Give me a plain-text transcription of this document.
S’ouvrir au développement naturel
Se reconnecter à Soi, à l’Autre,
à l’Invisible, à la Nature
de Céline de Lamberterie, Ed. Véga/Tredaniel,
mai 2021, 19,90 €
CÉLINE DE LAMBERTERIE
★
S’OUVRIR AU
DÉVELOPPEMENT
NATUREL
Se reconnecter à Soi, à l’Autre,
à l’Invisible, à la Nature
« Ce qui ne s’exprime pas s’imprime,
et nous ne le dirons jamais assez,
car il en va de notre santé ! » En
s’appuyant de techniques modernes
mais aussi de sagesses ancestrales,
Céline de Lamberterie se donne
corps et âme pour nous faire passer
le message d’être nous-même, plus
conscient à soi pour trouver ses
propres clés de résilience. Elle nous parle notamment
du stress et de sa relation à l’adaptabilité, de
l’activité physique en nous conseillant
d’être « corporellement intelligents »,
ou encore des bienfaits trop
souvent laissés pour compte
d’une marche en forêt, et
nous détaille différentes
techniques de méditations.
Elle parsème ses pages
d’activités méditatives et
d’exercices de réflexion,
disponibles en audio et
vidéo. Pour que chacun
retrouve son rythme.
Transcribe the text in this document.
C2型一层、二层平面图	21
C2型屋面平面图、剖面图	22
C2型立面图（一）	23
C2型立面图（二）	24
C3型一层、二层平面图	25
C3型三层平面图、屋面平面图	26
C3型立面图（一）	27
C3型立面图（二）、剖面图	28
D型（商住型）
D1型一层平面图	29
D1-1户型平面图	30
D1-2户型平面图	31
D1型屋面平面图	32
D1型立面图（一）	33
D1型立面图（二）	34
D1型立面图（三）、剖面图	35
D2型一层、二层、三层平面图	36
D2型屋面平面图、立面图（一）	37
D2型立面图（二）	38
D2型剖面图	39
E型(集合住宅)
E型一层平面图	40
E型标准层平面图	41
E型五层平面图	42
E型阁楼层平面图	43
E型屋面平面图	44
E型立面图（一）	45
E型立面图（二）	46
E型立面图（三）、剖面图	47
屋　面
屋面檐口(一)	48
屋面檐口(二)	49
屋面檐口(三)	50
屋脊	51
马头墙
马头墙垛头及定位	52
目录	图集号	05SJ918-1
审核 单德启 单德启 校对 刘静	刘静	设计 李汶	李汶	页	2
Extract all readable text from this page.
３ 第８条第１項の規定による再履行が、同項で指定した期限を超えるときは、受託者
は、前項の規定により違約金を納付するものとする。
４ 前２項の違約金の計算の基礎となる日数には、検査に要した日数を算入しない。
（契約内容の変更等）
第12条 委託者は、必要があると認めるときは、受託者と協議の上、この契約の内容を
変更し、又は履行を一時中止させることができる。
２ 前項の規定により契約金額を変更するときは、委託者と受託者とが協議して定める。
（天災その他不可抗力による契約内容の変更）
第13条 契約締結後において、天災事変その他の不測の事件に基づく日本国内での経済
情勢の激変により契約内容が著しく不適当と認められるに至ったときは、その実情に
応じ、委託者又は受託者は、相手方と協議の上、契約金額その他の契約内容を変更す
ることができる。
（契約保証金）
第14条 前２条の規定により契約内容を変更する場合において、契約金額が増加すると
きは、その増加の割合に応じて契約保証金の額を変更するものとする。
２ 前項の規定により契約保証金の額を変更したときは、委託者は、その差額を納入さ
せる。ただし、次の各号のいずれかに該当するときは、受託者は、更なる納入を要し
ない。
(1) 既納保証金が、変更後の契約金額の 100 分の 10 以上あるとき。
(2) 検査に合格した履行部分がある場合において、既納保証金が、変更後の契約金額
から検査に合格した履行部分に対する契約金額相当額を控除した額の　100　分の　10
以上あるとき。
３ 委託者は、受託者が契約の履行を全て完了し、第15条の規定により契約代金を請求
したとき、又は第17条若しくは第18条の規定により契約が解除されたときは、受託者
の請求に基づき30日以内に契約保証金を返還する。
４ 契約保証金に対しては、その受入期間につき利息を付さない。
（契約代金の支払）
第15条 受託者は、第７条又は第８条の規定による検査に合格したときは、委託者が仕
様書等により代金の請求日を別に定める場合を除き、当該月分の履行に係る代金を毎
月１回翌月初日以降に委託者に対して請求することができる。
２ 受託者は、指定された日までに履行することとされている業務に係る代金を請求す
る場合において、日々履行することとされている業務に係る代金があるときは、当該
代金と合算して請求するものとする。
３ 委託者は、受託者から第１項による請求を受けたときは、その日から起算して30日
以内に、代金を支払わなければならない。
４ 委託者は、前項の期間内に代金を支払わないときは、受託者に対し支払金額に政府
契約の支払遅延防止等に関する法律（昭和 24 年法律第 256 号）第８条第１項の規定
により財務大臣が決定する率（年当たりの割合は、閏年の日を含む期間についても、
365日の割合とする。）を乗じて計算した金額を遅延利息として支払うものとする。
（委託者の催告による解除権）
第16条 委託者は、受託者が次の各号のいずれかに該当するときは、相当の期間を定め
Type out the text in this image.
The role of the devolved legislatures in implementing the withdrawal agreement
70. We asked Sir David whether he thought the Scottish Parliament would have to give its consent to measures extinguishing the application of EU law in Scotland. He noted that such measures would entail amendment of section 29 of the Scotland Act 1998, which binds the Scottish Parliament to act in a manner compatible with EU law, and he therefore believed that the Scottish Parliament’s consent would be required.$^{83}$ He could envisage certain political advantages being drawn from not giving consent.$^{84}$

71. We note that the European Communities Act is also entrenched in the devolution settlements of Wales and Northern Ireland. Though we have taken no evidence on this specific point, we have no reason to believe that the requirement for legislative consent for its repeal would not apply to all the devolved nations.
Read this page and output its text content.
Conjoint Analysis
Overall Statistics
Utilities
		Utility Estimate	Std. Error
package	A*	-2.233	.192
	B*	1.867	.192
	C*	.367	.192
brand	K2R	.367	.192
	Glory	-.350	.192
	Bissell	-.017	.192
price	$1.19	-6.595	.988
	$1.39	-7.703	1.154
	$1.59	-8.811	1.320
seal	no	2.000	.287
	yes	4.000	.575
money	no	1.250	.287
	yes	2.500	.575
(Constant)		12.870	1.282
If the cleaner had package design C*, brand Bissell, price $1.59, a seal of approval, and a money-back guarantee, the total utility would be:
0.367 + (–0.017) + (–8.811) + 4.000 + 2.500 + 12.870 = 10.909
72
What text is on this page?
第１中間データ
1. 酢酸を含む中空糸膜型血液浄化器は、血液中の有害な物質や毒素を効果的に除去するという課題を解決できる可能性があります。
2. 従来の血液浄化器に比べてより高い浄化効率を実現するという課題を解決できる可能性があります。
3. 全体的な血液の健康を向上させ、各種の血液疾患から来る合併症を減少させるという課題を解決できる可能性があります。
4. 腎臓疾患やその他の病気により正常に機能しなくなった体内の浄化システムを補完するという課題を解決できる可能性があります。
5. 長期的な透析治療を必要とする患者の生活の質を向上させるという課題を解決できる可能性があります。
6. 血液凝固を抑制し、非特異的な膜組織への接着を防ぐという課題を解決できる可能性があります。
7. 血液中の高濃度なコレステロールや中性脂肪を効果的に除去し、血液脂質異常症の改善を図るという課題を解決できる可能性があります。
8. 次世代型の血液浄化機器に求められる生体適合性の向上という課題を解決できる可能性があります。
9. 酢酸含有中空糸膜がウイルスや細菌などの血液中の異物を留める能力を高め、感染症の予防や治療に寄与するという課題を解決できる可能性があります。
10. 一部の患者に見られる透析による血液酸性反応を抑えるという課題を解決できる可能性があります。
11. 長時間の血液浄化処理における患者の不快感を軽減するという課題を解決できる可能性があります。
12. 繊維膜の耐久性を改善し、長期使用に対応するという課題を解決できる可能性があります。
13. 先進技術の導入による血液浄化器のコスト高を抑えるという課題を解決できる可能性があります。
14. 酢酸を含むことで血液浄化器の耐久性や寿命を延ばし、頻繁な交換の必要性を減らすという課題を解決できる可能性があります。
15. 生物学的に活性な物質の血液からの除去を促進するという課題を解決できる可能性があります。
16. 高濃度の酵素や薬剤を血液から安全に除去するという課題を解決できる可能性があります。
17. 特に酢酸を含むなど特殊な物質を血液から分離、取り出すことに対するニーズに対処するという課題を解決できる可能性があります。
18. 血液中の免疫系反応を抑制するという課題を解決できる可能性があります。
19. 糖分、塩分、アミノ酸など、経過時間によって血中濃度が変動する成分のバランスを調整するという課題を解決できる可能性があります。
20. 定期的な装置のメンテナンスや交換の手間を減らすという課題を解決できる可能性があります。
______________________________
◆ **WORK TO BE COMPLETED**:
Go through the records above, find every line with the word "devolved", and list those lines.

◆ **TASK RESULT**:
The role of the devolved legislatures in implementing the withdrawal agreement
71. We note that the European Communities Act is also entrenched in the devolution settlements of Wales and Northern Ireland. Though we have taken no evidence on this specific point, we have no reason to believe that the requirement for legislative consent for its repeal would not apply to all the devolved nations.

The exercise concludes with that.